YOUR INSTRUCTIONS: Below are records to be output exactly, every one of them.

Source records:
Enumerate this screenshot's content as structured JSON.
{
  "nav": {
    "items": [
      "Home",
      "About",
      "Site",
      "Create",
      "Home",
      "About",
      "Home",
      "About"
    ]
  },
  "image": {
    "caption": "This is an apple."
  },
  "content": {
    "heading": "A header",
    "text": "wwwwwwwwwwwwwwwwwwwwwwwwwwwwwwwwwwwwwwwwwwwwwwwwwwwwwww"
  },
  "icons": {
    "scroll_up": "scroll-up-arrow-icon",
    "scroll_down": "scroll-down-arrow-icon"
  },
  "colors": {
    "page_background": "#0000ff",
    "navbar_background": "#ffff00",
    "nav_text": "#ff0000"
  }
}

WRITTEN RESPONSE:
Enumerate this screenshot's content as structured JSON.
{
  "nav": {
    "items": [
      "Home",
      "About",
      "Site",
      "Create",
      "Home",
      "About",
      "Home",
      "About"
    ]
  },
  "image": {
    "caption": "This is an apple."
  },
  "content": {
    "heading": "A header",
    "text": "wwwwwwwwwwwwwwwwwwwwwwwwwwwwwwwwwwwwwwwwwwwwwwwwwwwwwww"
  },
  "icons": {
    "scroll_up": "scroll-up-arrow-icon",
    "scroll_down": "scroll-down-arrow-icon"
  },
  "colors": {
    "page_background": "#0000ff",
    "navbar_background": "#ffff00",
    "nav_text": "#ff0000"
  }
}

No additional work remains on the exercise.